··· RAW RECORDS

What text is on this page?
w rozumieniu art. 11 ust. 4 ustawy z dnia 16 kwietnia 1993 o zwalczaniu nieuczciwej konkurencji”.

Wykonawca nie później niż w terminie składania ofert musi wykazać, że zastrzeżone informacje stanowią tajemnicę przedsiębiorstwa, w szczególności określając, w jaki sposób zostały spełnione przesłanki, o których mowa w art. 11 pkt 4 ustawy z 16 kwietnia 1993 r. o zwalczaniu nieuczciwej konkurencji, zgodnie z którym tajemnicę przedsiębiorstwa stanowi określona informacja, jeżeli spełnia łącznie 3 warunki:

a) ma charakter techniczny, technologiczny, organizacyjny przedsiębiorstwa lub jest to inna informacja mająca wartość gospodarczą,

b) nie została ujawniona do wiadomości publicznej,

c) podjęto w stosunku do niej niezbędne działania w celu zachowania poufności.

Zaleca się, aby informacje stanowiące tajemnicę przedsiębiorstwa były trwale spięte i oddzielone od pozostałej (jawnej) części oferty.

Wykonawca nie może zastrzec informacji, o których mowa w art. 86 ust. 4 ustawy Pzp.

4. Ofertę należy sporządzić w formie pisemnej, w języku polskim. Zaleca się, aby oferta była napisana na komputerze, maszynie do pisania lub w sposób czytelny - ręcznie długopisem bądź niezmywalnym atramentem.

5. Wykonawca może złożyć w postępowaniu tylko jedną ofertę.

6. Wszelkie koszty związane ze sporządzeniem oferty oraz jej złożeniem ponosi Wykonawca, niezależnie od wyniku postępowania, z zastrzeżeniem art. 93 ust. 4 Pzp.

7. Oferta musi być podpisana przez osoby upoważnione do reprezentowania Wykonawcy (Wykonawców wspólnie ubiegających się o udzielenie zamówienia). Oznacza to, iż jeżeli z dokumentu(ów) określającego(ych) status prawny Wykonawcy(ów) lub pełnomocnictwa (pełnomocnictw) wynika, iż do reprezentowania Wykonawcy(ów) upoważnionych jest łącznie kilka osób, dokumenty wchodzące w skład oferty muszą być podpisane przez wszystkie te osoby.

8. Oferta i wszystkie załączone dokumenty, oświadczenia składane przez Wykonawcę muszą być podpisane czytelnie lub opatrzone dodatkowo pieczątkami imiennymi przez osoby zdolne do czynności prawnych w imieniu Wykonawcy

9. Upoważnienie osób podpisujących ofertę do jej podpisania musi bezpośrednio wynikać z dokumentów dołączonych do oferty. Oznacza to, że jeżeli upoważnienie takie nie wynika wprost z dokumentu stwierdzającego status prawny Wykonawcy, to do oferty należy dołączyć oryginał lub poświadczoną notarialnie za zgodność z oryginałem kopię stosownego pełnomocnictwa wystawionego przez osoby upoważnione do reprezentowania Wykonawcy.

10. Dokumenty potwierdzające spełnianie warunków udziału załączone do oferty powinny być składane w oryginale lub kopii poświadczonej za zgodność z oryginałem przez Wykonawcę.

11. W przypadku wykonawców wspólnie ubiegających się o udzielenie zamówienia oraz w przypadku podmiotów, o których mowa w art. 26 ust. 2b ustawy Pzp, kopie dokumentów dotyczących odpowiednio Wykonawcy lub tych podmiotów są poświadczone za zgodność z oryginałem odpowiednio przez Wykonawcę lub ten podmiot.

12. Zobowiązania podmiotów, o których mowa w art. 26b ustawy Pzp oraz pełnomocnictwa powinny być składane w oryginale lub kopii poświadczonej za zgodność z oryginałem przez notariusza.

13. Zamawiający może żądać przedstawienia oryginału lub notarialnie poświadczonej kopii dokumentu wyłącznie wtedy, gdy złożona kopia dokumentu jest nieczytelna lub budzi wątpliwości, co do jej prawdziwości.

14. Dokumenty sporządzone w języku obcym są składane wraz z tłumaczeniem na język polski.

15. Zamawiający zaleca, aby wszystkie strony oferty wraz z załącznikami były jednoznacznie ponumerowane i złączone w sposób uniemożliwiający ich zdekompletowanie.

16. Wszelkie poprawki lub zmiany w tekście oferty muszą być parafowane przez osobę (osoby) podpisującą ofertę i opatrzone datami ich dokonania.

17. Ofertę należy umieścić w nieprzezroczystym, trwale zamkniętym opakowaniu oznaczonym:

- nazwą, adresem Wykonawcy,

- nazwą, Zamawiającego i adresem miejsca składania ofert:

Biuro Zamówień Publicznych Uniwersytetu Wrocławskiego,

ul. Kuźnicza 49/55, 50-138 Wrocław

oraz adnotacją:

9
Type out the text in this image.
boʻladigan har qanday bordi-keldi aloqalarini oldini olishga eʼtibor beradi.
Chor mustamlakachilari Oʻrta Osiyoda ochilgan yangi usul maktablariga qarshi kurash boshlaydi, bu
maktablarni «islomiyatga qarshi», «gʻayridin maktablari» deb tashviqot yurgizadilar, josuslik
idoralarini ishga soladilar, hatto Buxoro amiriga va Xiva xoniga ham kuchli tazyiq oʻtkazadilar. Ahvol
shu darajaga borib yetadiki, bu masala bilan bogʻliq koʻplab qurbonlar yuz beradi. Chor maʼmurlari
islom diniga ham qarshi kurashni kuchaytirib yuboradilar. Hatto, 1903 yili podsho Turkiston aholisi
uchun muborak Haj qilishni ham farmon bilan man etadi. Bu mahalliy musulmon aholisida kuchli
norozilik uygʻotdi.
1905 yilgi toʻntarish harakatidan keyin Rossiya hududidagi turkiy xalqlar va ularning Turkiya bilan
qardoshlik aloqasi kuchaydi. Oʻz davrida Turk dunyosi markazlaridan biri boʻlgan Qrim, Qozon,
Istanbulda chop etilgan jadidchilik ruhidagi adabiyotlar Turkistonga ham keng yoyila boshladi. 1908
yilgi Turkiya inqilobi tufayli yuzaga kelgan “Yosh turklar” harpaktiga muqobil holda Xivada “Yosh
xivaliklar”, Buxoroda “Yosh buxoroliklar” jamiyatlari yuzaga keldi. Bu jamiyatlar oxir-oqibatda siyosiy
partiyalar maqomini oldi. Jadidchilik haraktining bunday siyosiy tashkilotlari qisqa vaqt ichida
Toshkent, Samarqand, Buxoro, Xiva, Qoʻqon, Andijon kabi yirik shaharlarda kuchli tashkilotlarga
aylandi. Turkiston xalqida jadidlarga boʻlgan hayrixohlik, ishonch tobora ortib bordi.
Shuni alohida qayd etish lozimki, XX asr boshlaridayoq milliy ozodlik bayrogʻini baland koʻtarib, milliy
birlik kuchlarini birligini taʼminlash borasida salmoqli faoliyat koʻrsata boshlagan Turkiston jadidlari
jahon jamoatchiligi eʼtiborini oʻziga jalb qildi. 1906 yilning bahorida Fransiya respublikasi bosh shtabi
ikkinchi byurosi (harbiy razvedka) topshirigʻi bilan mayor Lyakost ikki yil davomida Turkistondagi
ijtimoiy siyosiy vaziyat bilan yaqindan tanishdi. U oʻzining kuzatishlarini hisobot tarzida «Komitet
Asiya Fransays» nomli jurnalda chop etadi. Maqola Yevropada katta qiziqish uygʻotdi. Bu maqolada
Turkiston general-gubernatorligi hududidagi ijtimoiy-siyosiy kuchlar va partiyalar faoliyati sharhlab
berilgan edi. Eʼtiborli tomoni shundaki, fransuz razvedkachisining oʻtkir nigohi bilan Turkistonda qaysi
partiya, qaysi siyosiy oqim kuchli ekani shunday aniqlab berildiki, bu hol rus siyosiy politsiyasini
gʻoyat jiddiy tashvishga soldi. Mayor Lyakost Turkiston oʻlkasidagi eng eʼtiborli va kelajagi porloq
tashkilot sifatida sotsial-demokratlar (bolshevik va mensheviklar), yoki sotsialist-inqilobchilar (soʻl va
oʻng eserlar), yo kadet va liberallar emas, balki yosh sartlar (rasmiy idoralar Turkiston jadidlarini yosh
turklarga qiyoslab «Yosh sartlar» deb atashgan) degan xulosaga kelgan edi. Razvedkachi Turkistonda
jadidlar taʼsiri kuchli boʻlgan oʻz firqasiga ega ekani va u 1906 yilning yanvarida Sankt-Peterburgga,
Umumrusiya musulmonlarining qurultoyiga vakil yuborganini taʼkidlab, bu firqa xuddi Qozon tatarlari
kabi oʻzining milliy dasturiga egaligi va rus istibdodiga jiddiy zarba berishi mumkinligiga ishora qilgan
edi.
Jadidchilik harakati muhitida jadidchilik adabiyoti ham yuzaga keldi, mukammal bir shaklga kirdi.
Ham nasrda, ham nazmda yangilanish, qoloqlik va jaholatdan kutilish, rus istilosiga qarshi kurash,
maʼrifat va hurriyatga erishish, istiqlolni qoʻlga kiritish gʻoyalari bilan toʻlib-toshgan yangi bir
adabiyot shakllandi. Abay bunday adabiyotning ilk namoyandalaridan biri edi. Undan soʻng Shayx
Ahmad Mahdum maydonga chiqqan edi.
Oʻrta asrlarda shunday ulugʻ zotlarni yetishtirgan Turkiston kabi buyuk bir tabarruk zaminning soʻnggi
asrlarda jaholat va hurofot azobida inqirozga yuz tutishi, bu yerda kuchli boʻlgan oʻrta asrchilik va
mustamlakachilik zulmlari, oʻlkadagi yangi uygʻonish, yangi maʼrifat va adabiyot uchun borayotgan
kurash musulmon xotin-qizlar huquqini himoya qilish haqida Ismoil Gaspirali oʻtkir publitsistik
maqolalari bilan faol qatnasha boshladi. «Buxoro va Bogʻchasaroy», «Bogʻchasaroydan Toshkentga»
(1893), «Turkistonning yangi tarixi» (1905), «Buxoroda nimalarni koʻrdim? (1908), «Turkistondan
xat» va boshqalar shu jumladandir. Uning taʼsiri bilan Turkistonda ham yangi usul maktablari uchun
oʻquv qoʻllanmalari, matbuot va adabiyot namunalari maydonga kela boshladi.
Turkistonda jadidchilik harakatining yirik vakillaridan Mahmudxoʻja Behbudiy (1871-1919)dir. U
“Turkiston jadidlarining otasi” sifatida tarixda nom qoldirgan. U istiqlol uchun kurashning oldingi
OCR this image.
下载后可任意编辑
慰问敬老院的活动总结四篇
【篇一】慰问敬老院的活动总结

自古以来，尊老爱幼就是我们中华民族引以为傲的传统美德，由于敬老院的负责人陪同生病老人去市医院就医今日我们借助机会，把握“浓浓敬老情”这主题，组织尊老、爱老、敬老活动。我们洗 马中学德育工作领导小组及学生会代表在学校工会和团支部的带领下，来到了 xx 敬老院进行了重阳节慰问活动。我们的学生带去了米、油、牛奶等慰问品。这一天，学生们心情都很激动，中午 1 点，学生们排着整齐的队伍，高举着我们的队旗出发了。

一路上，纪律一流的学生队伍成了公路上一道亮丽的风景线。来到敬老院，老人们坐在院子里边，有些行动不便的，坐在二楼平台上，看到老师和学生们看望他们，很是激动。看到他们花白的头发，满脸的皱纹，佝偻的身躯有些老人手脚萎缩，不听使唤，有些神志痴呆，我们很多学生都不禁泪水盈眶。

······

**INSTRUCTIONS TO FOLLOW:**
Copy each line of the records that contains the word "this".

**WORKED ANSWER:**
What text is on this page?
Type out the text in this image.
OCR this image.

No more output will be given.